# Your objective
Write the count of lines that contain the word "飽和ポリエステル樹脂" and nothing else.

Recorded data
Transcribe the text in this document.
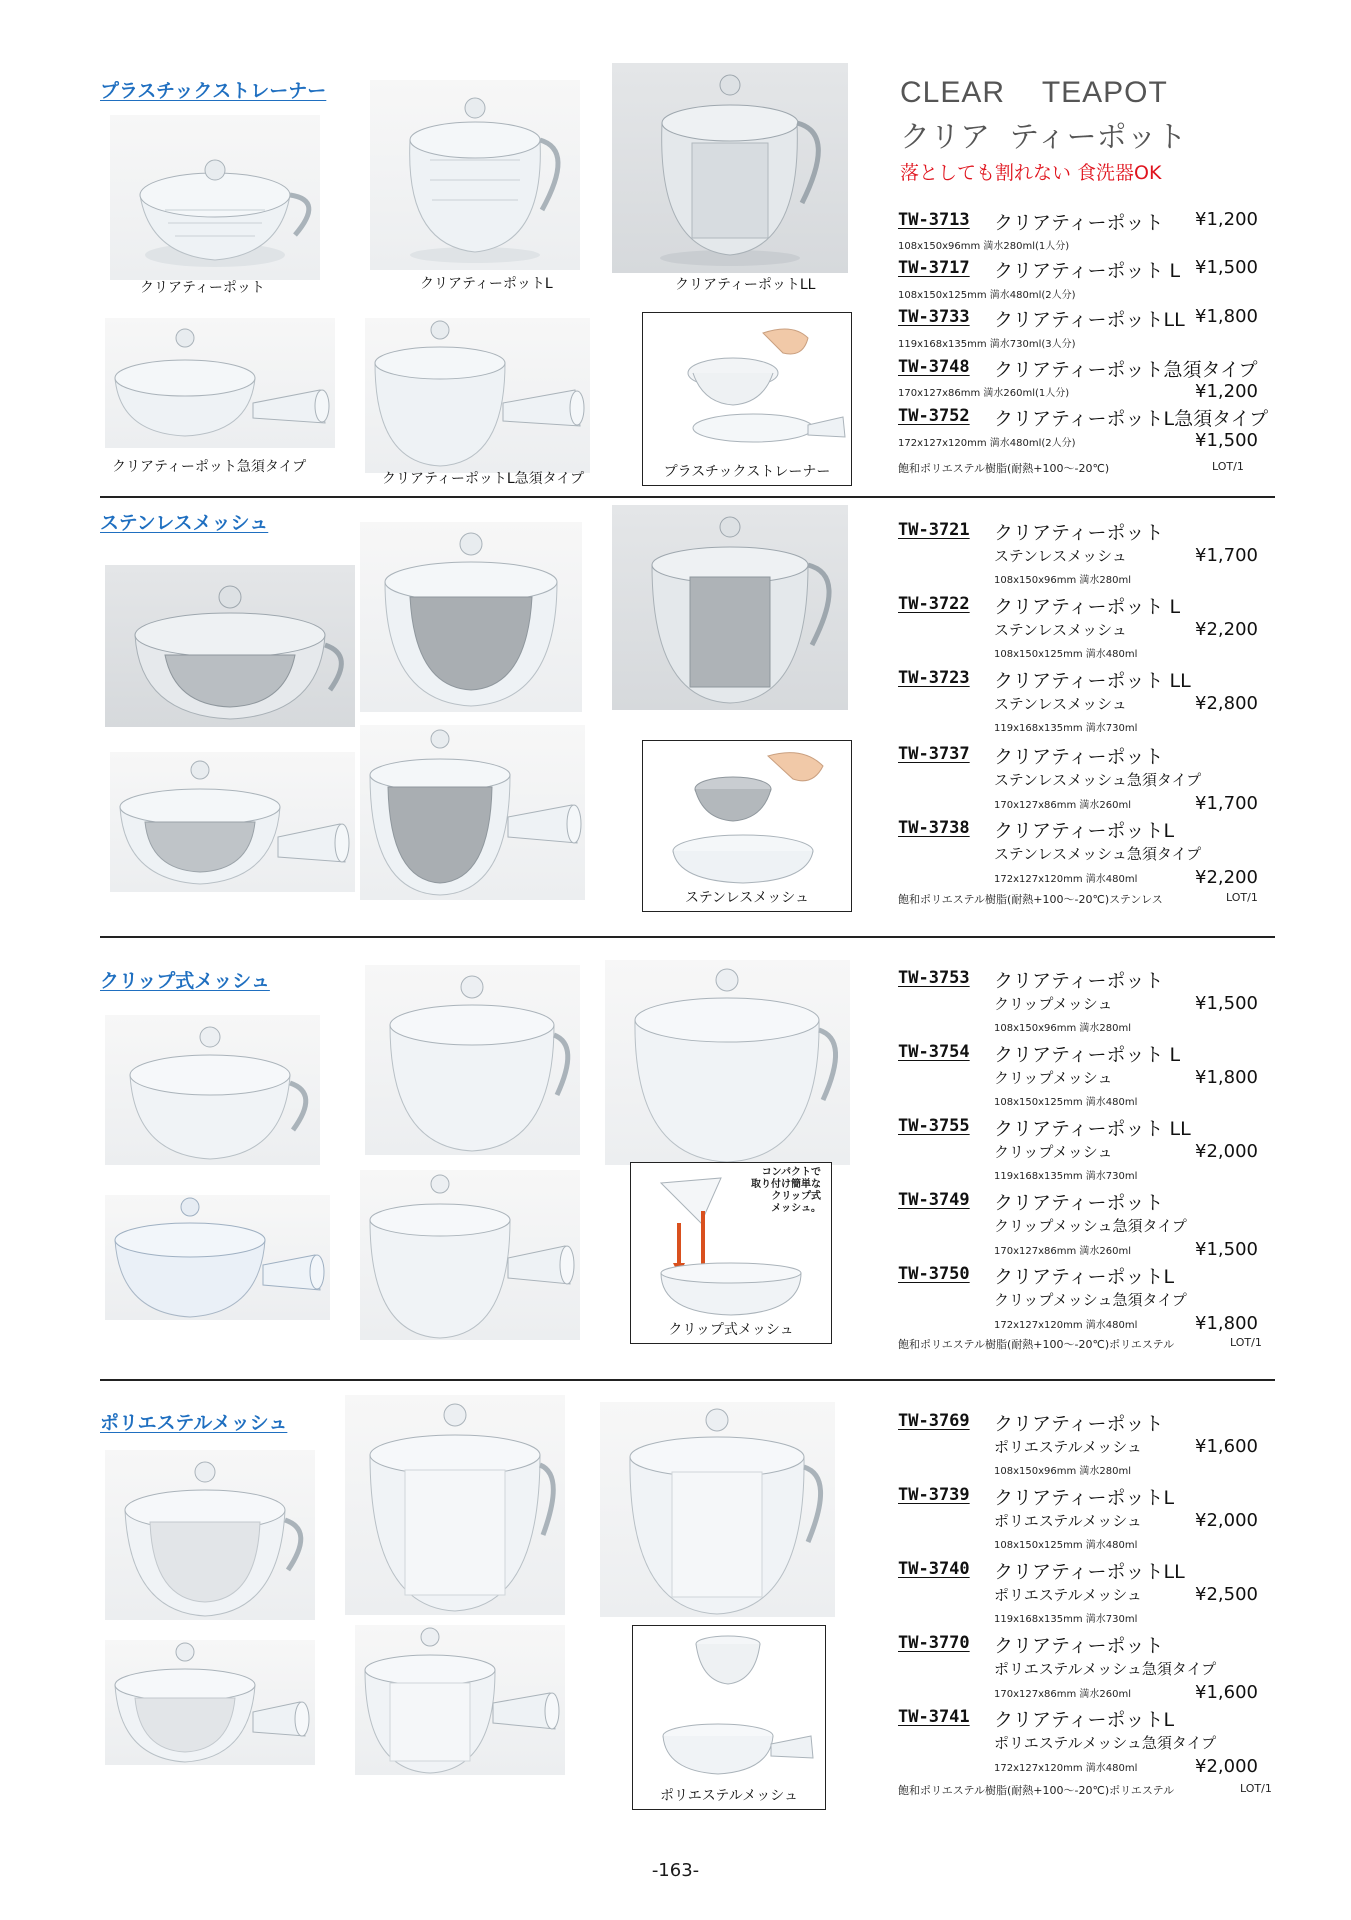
CLEAR    TEAPOT
クリア  ティーポット
落としても割れない 食洗器OK
プラスチックストレーナー
クリアティーポット	クリアティーポットL	クリアティーポットLL
クリアティーポット急須タイプ
クリアティーポットL急須タイプ	プラスチックストレーナー
TW-3713 クリアティーポット ¥1,200
108x150x96mm 満水280ml(1人分)
TW-3717 クリアティーポット L ¥1,500
108x150x125mm 満水480ml(2人分)
TW-3733 クリアティーポットLL ¥1,800
119x168x135mm 満水730ml(3人分)
TW-3748 クリアティーポット急須タイプ
170x127x86mm 満水260ml(1人分)	¥1,200
TW-3752 クリアティーポットL急須タイプ
172x127x120mm 満水480ml(2人分)	¥1,500
飽和ポリエステル樹脂(耐熱+100～-20℃)	LOT/1
ステンレスメッシュ
ステンレスメッシュ
TW-3721 クリアティーポット
ステンレスメッシュ	¥1,700
108x150x96mm 満水280ml
TW-3722 クリアティーポット L
ステンレスメッシュ	¥2,200
108x150x125mm 満水480ml
TW-3723 クリアティーポット LL
ステンレスメッシュ	¥2,800
119x168x135mm 満水730ml
TW-3737 クリアティーポット
ステンレスメッシュ急須タイプ
170x127x86mm 満水260ml	¥1,700
TW-3738 クリアティーポットL
ステンレスメッシュ急須タイプ
172x127x120mm 満水480ml	¥2,200
飽和ポリエステル樹脂(耐熱+100～-20℃)ステンレス	LOT/1
クリップ式メッシュ
コンパクトで
取り付け簡単な
クリップ式
メッシュ。
クリップ式メッシュ
TW-3753 クリアティーポット
クリップメッシュ	¥1,500
108x150x96mm 満水280ml
TW-3754 クリアティーポット L
クリップメッシュ	¥1,800
108x150x125mm 満水480ml
TW-3755 クリアティーポット LL
クリップメッシュ	¥2,000
119x168x135mm 満水730ml
TW-3749 クリアティーポット
クリップメッシュ急須タイプ
170x127x86mm 満水260ml	¥1,500
TW-3750 クリアティーポットL
クリップメッシュ急須タイプ
172x127x120mm 満水480ml	¥1,800
飽和ポリエステル樹脂(耐熱+100～-20℃)ポリエステル	LOT/1
ポリエステルメッシュ
ポリエステルメッシュ
TW-3769 クリアティーポット
ポリエステルメッシュ	¥1,600
108x150x96mm 満水280ml
TW-3739 クリアティーポットL
ポリエステルメッシュ	¥2,000
108x150x125mm 満水480ml
TW-3740 クリアティーポットLL
ポリエステルメッシュ	¥2,500
119x168x135mm 満水730ml
TW-3770 クリアティーポット
ポリエステルメッシュ急須タイプ
170x127x86mm 満水260ml	¥1,600
TW-3741 クリアティーポットL
ポリエステルメッシュ急須タイプ
172x127x120mm 満水480ml	¥2,000
飽和ポリエステル樹脂(耐熱+100～-20℃)ポリエステル	LOT/1
-163-
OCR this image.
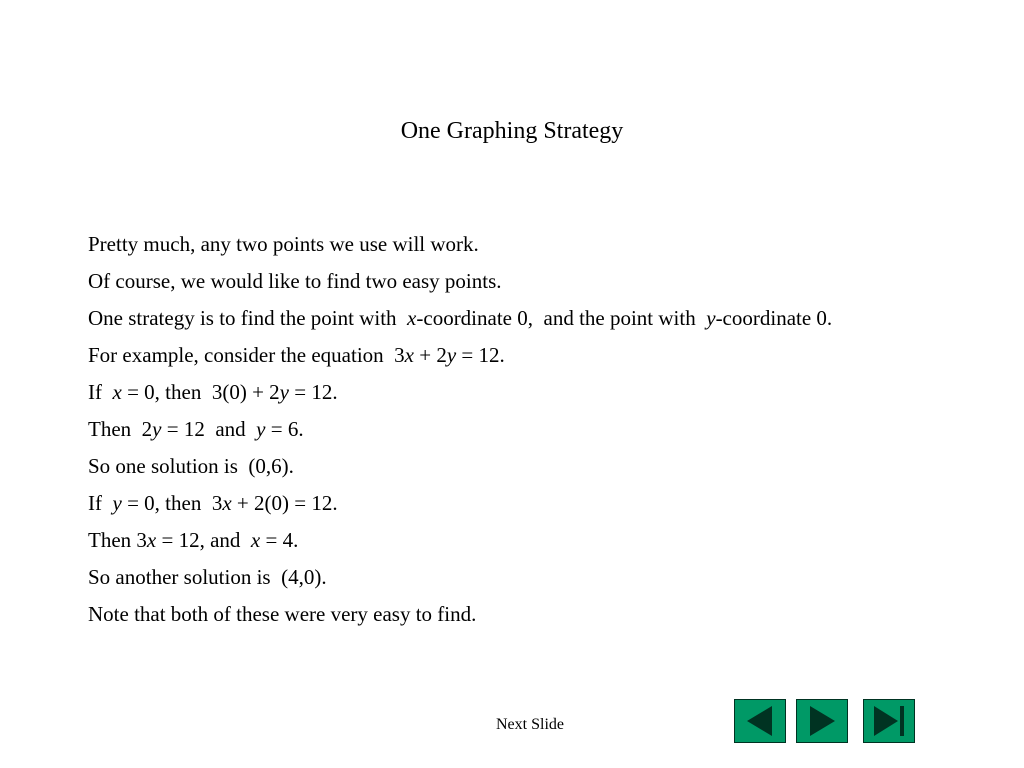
One Graphing Strategy

Pretty much, any two points we use will work.

Of course, we would like to find two easy points.

One strategy is to find the point with  x-coordinate 0,  and the point with  y-coordinate 0.

For example, consider the equation  3x + 2y = 12.

If  x = 0, then  3(0) + 2y = 12.

Then  2y = 12  and  y = 6.

So one solution is  (0,6).

If  y = 0, then  3x + 2(0) = 12.

Then 3x = 12, and  x = 4.

So another solution is  (4,0).

Note that both of these were very easy to find.

Next Slide
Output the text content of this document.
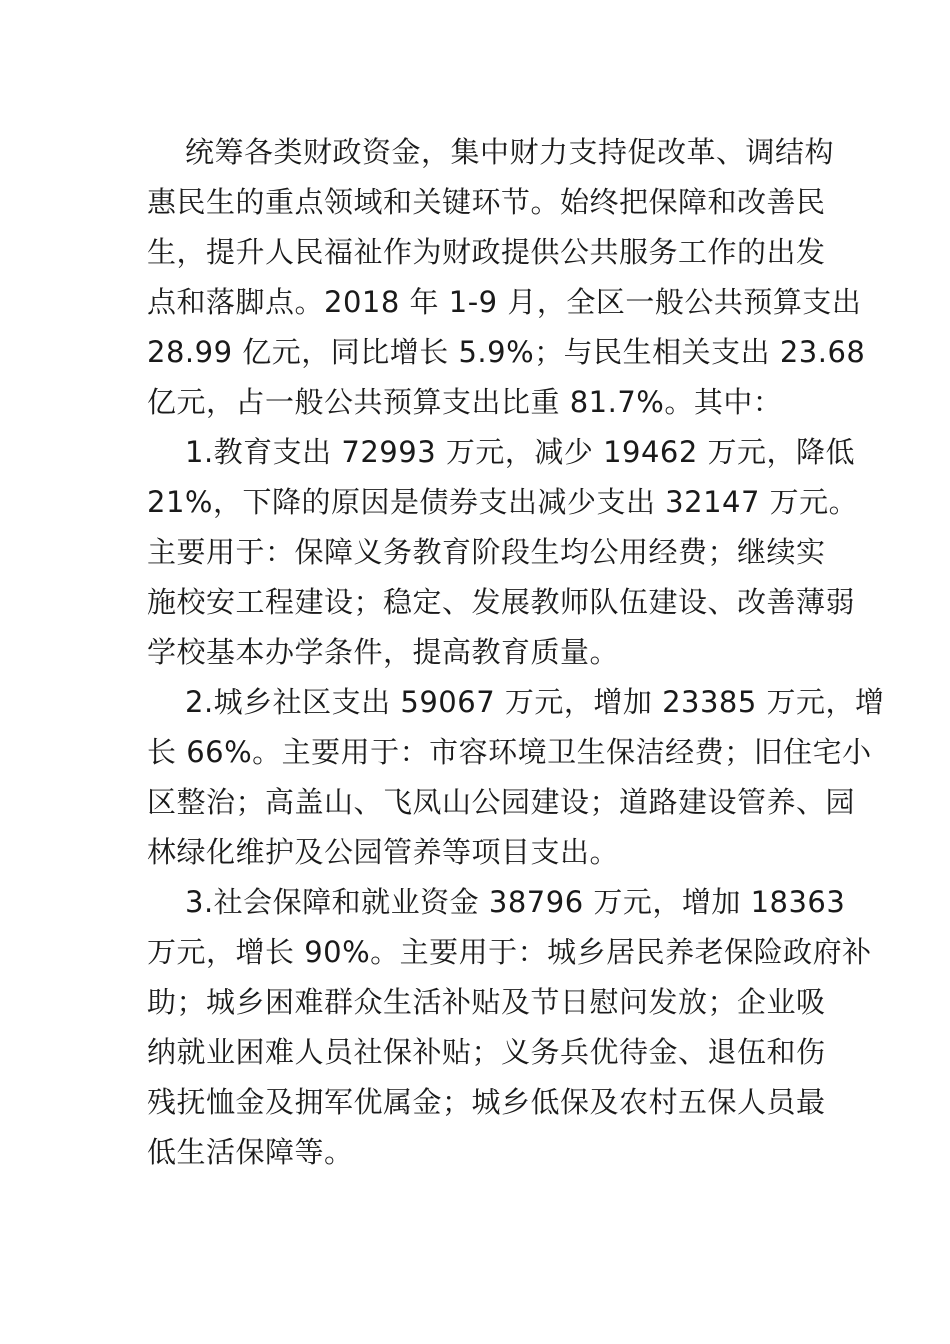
统筹各类财政资金，集中财力支持促改革、调结构
惠民生的重点领域和关键环节。始终把保障和改善民
生，提升人民福祉作为财政提供公共服务工作的出发
点和落脚点。2018 年 1-9 月，全区一般公共预算支出
28.99 亿元，同比增长 5.9%；与民生相关支出 23.68
亿元，占一般公共预算支出比重 81.7%。其中：
1.教育支出 72993 万元，减少 19462 万元，降低
21%，下降的原因是债券支出减少支出 32147 万元。
主要用于：保障义务教育阶段生均公用经费；继续实
施校安工程建设；稳定、发展教师队伍建设、改善薄弱
学校基本办学条件，提高教育质量。
2.城乡社区支出 59067 万元，增加 23385 万元，增
长 66%。主要用于：市容环境卫生保洁经费；旧住宅小
区整治；高盖山、飞凤山公园建设；道路建设管养、园
林绿化维护及公园管养等项目支出。
3.社会保障和就业资金 38796 万元，增加 18363
万元，增长 90%。主要用于：城乡居民养老保险政府补
助；城乡困难群众生活补贴及节日慰问发放；企业吸
纳就业困难人员社保补贴；义务兵优待金、退伍和伤
残抚恤金及拥军优属金；城乡低保及农村五保人员最
低生活保障等。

# Solution for this task
4